- Provided information -
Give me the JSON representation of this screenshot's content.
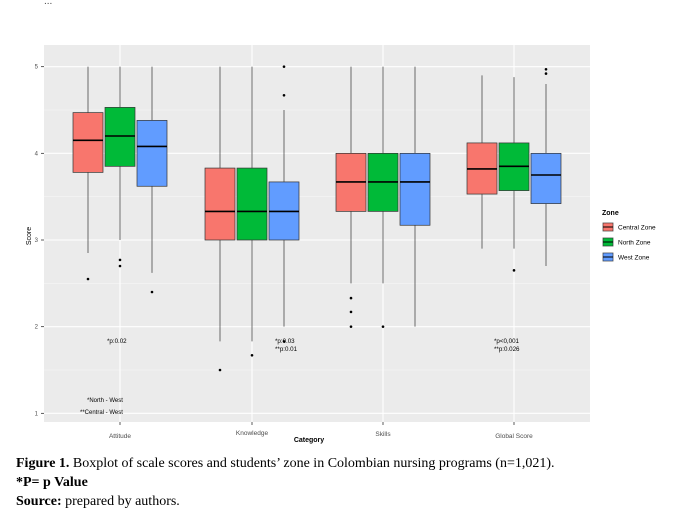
{
  "header_fragment": "...",
  "chart_data": {
    "type": "boxplot",
    "xlabel": "Category",
    "ylabel": "Score",
    "ylim": [
      0.9,
      5.25
    ],
    "yticks": [
      1,
      2,
      3,
      4,
      5
    ],
    "ytick_labels": [
      "1",
      "2",
      "3",
      "4",
      "5"
    ],
    "categories": [
      "Attitude",
      "Knowledge",
      "Skills",
      "Global Score"
    ],
    "background": "#ebebeb",
    "grid": true,
    "legend": {
      "title": "Zone",
      "position": "right",
      "entries": [
        "Central Zone",
        "North Zone",
        "West Zone"
      ]
    },
    "series": [
      {
        "name": "Central Zone",
        "color": "#f8766d",
        "boxes": [
          {
            "min": 2.85,
            "q1": 3.78,
            "median": 4.15,
            "q3": 4.47,
            "max": 5.0,
            "outliers": [
              2.55
            ]
          },
          {
            "min": 1.83,
            "q1": 3.0,
            "median": 3.33,
            "q3": 3.83,
            "max": 5.0,
            "outliers": [
              1.5
            ]
          },
          {
            "min": 2.5,
            "q1": 3.33,
            "median": 3.67,
            "q3": 4.0,
            "max": 5.0,
            "outliers": [
              2.33,
              2.17,
              2.0
            ]
          },
          {
            "min": 2.9,
            "q1": 3.53,
            "median": 3.82,
            "q3": 4.12,
            "max": 4.9,
            "outliers": []
          }
        ]
      },
      {
        "name": "North Zone",
        "color": "#00ba38",
        "boxes": [
          {
            "min": 3.0,
            "q1": 3.85,
            "median": 4.2,
            "q3": 4.53,
            "max": 5.0,
            "outliers": [
              2.77,
              2.7
            ]
          },
          {
            "min": 1.83,
            "q1": 3.0,
            "median": 3.33,
            "q3": 3.83,
            "max": 5.0,
            "outliers": [
              1.67
            ]
          },
          {
            "min": 2.5,
            "q1": 3.33,
            "median": 3.67,
            "q3": 4.0,
            "max": 5.0,
            "outliers": [
              2.0
            ]
          },
          {
            "min": 2.9,
            "q1": 3.57,
            "median": 3.85,
            "q3": 4.12,
            "max": 4.88,
            "outliers": [
              2.65
            ]
          }
        ]
      },
      {
        "name": "West Zone",
        "color": "#619cff",
        "boxes": [
          {
            "min": 2.62,
            "q1": 3.62,
            "median": 4.08,
            "q3": 4.38,
            "max": 5.0,
            "outliers": [
              2.4
            ]
          },
          {
            "min": 2.0,
            "q1": 3.0,
            "median": 3.33,
            "q3": 3.67,
            "max": 4.5,
            "outliers": [
              5.0,
              4.67,
              1.83
            ]
          },
          {
            "min": 2.0,
            "q1": 3.17,
            "median": 3.67,
            "q3": 4.0,
            "max": 5.0,
            "outliers": []
          },
          {
            "min": 2.7,
            "q1": 3.42,
            "median": 3.75,
            "q3": 4.0,
            "max": 4.8,
            "outliers": [
              4.97,
              4.92
            ]
          }
        ]
      }
    ],
    "annotations": {
      "attitude": [
        "*p:0.02"
      ],
      "knowledge": [
        "*p:0.03",
        "**p:0.01"
      ],
      "global": [
        "*p<0,001",
        "**p:0.026"
      ],
      "legend_notes": [
        "*North - West",
        "**Central - West"
      ]
    }
  },
  "caption": {
    "figure_label": "Figure 1.",
    "figure_text": " Boxplot of scale scores and students’ zone in Colombian nursing programs (n=1,021).",
    "pvalue_line": "*P= p Value",
    "source_label": "Source:",
    "source_text": " prepared by authors."
  }
}
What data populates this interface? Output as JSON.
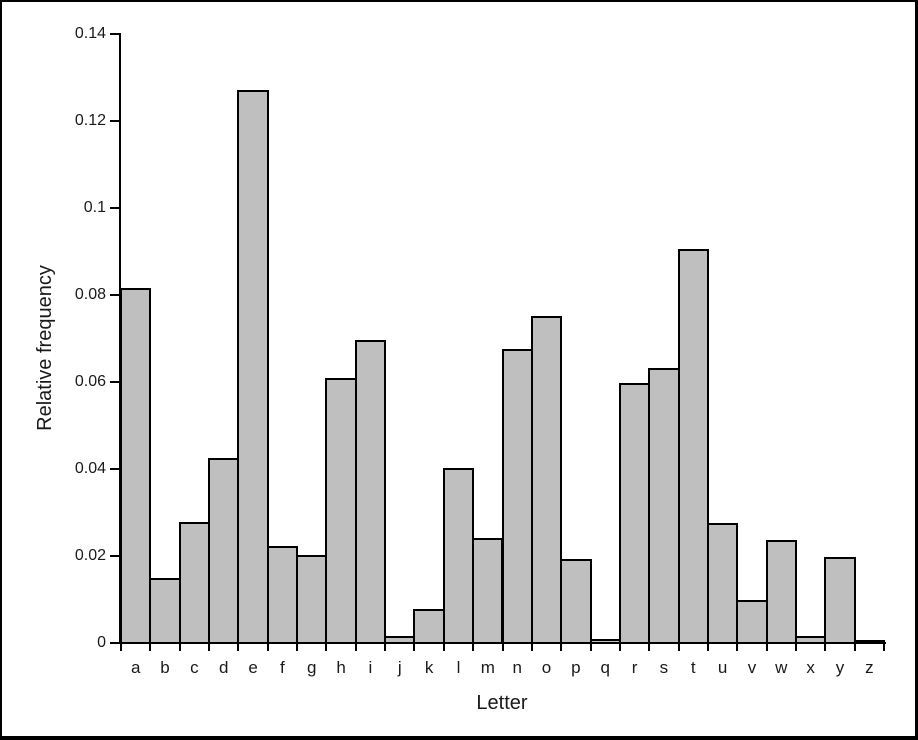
{
  "chart_data": {
    "type": "bar",
    "title": "",
    "xlabel": "Letter",
    "ylabel": "Relative frequency",
    "categories": [
      "a",
      "b",
      "c",
      "d",
      "e",
      "f",
      "g",
      "h",
      "i",
      "j",
      "k",
      "l",
      "m",
      "n",
      "o",
      "p",
      "q",
      "r",
      "s",
      "t",
      "u",
      "v",
      "w",
      "x",
      "y",
      "z"
    ],
    "values": [
      0.08167,
      0.01492,
      0.02782,
      0.04253,
      0.12702,
      0.02228,
      0.02015,
      0.06094,
      0.06966,
      0.00153,
      0.00772,
      0.04025,
      0.02406,
      0.06749,
      0.07507,
      0.01929,
      0.00095,
      0.05987,
      0.06327,
      0.09056,
      0.02758,
      0.00978,
      0.0236,
      0.0015,
      0.01974,
      0.00074
    ],
    "ylim": [
      0,
      0.14
    ],
    "yticks": [
      0,
      0.02,
      0.04,
      0.06,
      0.08,
      0.1,
      0.12,
      0.14
    ],
    "ytick_labels": [
      "0",
      "0.02",
      "0.04",
      "0.06",
      "0.08",
      "0.1",
      "0.12",
      "0.14"
    ],
    "grid": false,
    "legend": "none",
    "colors": {
      "bar_fill": "#bfbfbf",
      "bar_border": "#000000",
      "axis": "#000000",
      "text": "#1a1a1a",
      "background": "#ffffff",
      "frame_border": "#000000"
    }
  }
}
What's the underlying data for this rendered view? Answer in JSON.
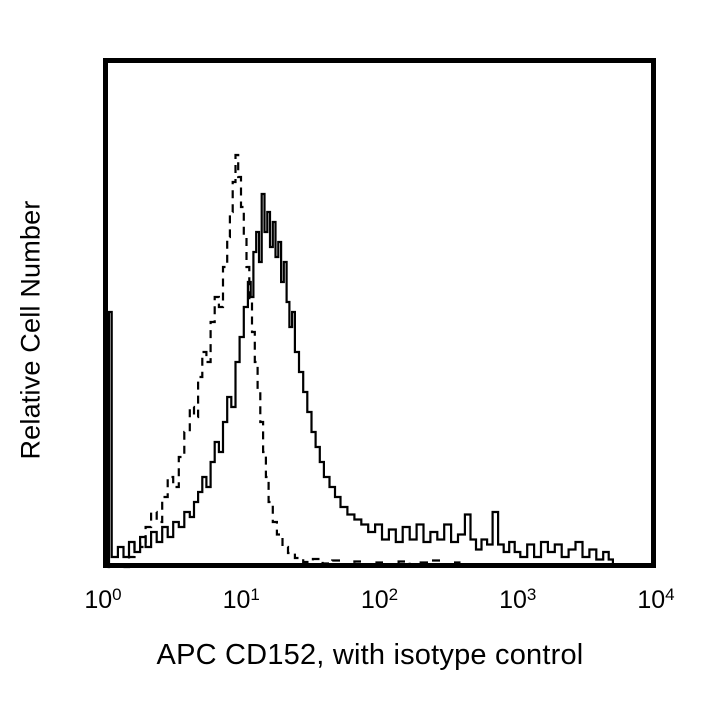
{
  "figure": {
    "background_color": "#ffffff",
    "ink_color": "#000000"
  },
  "chart_data": {
    "type": "line",
    "subtype": "flow-cytometry-histogram-overlay",
    "title": "",
    "xlabel": "APC CD152, with isotype control",
    "ylabel": "Relative Cell Number",
    "x_scale": "log10",
    "x_range_exponents": [
      0,
      4
    ],
    "x_tick_base": 10,
    "x_tick_exponents": [
      0,
      1,
      2,
      3,
      4
    ],
    "y_axis_ticks": "none",
    "ylim_relative": [
      0,
      1
    ],
    "grid": false,
    "legend_position": "none",
    "series": [
      {
        "name": "APC CD152",
        "line_style": "solid",
        "color": "#000000",
        "peak": {
          "x_log10": 1.13,
          "relative_height": 0.746
        },
        "points_log10x_relheight": [
          [
            0.015,
            0.0
          ],
          [
            0.025,
            0.51
          ],
          [
            0.04,
            0.51
          ],
          [
            0.045,
            0.02
          ],
          [
            0.09,
            0.04
          ],
          [
            0.13,
            0.02
          ],
          [
            0.17,
            0.05
          ],
          [
            0.21,
            0.03
          ],
          [
            0.25,
            0.06
          ],
          [
            0.29,
            0.04
          ],
          [
            0.33,
            0.07
          ],
          [
            0.37,
            0.05
          ],
          [
            0.41,
            0.08
          ],
          [
            0.45,
            0.06
          ],
          [
            0.49,
            0.09
          ],
          [
            0.53,
            0.08
          ],
          [
            0.57,
            0.11
          ],
          [
            0.61,
            0.1
          ],
          [
            0.64,
            0.13
          ],
          [
            0.67,
            0.15
          ],
          [
            0.7,
            0.18
          ],
          [
            0.73,
            0.16
          ],
          [
            0.76,
            0.21
          ],
          [
            0.79,
            0.25
          ],
          [
            0.82,
            0.23
          ],
          [
            0.85,
            0.29
          ],
          [
            0.88,
            0.34
          ],
          [
            0.91,
            0.32
          ],
          [
            0.94,
            0.41
          ],
          [
            0.97,
            0.46
          ],
          [
            1.0,
            0.52
          ],
          [
            1.03,
            0.57
          ],
          [
            1.05,
            0.54
          ],
          [
            1.07,
            0.63
          ],
          [
            1.09,
            0.67
          ],
          [
            1.11,
            0.61
          ],
          [
            1.13,
            0.746
          ],
          [
            1.15,
            0.67
          ],
          [
            1.17,
            0.71
          ],
          [
            1.19,
            0.64
          ],
          [
            1.21,
            0.69
          ],
          [
            1.23,
            0.62
          ],
          [
            1.25,
            0.65
          ],
          [
            1.27,
            0.57
          ],
          [
            1.29,
            0.61
          ],
          [
            1.31,
            0.53
          ],
          [
            1.33,
            0.48
          ],
          [
            1.35,
            0.51
          ],
          [
            1.37,
            0.43
          ],
          [
            1.4,
            0.39
          ],
          [
            1.43,
            0.35
          ],
          [
            1.46,
            0.31
          ],
          [
            1.49,
            0.27
          ],
          [
            1.52,
            0.24
          ],
          [
            1.55,
            0.21
          ],
          [
            1.58,
            0.18
          ],
          [
            1.62,
            0.16
          ],
          [
            1.66,
            0.14
          ],
          [
            1.7,
            0.12
          ],
          [
            1.75,
            0.105
          ],
          [
            1.8,
            0.095
          ],
          [
            1.85,
            0.085
          ],
          [
            1.9,
            0.07
          ],
          [
            1.95,
            0.085
          ],
          [
            2.0,
            0.055
          ],
          [
            2.05,
            0.075
          ],
          [
            2.1,
            0.05
          ],
          [
            2.15,
            0.08
          ],
          [
            2.2,
            0.055
          ],
          [
            2.25,
            0.085
          ],
          [
            2.3,
            0.05
          ],
          [
            2.35,
            0.07
          ],
          [
            2.4,
            0.055
          ],
          [
            2.45,
            0.085
          ],
          [
            2.5,
            0.05
          ],
          [
            2.55,
            0.065
          ],
          [
            2.6,
            0.105
          ],
          [
            2.64,
            0.055
          ],
          [
            2.68,
            0.035
          ],
          [
            2.72,
            0.055
          ],
          [
            2.76,
            0.045
          ],
          [
            2.8,
            0.11
          ],
          [
            2.84,
            0.045
          ],
          [
            2.88,
            0.03
          ],
          [
            2.92,
            0.05
          ],
          [
            2.96,
            0.03
          ],
          [
            3.0,
            0.02
          ],
          [
            3.05,
            0.045
          ],
          [
            3.1,
            0.02
          ],
          [
            3.15,
            0.05
          ],
          [
            3.2,
            0.03
          ],
          [
            3.25,
            0.045
          ],
          [
            3.3,
            0.02
          ],
          [
            3.35,
            0.035
          ],
          [
            3.4,
            0.05
          ],
          [
            3.45,
            0.02
          ],
          [
            3.5,
            0.035
          ],
          [
            3.55,
            0.015
          ],
          [
            3.6,
            0.03
          ],
          [
            3.64,
            0.015
          ],
          [
            3.67,
            0.0
          ]
        ]
      },
      {
        "name": "Isotype control",
        "line_style": "dashed",
        "color": "#000000",
        "peak": {
          "x_log10": 0.94,
          "relative_height": 0.824
        },
        "points_log10x_relheight": [
          [
            0.13,
            0.0
          ],
          [
            0.17,
            0.02
          ],
          [
            0.21,
            0.05
          ],
          [
            0.25,
            0.04
          ],
          [
            0.29,
            0.08
          ],
          [
            0.33,
            0.11
          ],
          [
            0.37,
            0.09
          ],
          [
            0.41,
            0.14
          ],
          [
            0.45,
            0.18
          ],
          [
            0.49,
            0.16
          ],
          [
            0.53,
            0.22
          ],
          [
            0.57,
            0.27
          ],
          [
            0.61,
            0.32
          ],
          [
            0.64,
            0.3
          ],
          [
            0.67,
            0.38
          ],
          [
            0.7,
            0.43
          ],
          [
            0.73,
            0.41
          ],
          [
            0.76,
            0.49
          ],
          [
            0.79,
            0.54
          ],
          [
            0.82,
            0.52
          ],
          [
            0.85,
            0.6
          ],
          [
            0.88,
            0.66
          ],
          [
            0.9,
            0.71
          ],
          [
            0.92,
            0.77
          ],
          [
            0.94,
            0.824
          ],
          [
            0.96,
            0.78
          ],
          [
            0.98,
            0.72
          ],
          [
            1.0,
            0.66
          ],
          [
            1.02,
            0.6
          ],
          [
            1.04,
            0.53
          ],
          [
            1.06,
            0.47
          ],
          [
            1.08,
            0.41
          ],
          [
            1.1,
            0.35
          ],
          [
            1.12,
            0.29
          ],
          [
            1.14,
            0.23
          ],
          [
            1.16,
            0.18
          ],
          [
            1.18,
            0.13
          ],
          [
            1.21,
            0.09
          ],
          [
            1.24,
            0.065
          ],
          [
            1.28,
            0.04
          ],
          [
            1.32,
            0.028
          ],
          [
            1.37,
            0.018
          ],
          [
            1.43,
            0.01
          ],
          [
            1.5,
            0.016
          ],
          [
            1.57,
            0.007
          ],
          [
            1.64,
            0.013
          ],
          [
            1.72,
            0.005
          ],
          [
            1.8,
            0.011
          ],
          [
            1.88,
            0.004
          ],
          [
            1.96,
            0.009
          ],
          [
            2.04,
            0.004
          ],
          [
            2.12,
            0.011
          ],
          [
            2.2,
            0.005
          ],
          [
            2.28,
            0.009
          ],
          [
            2.36,
            0.013
          ],
          [
            2.44,
            0.005
          ],
          [
            2.5,
            0.009
          ],
          [
            2.56,
            0.0
          ]
        ]
      }
    ]
  }
}
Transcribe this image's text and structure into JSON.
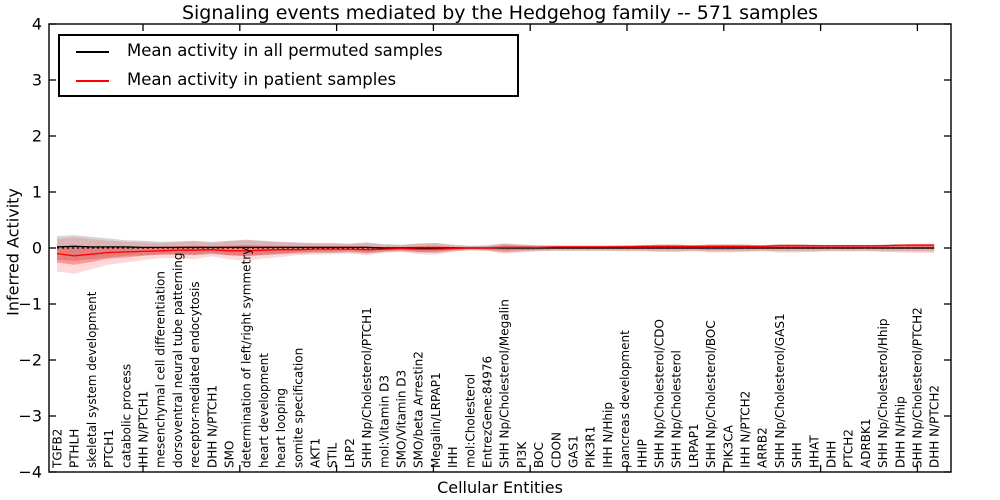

- Your instructions -
Going through the lines above one by one, tally those with the word "North" and give only the total.

- Answer to this exercise -
3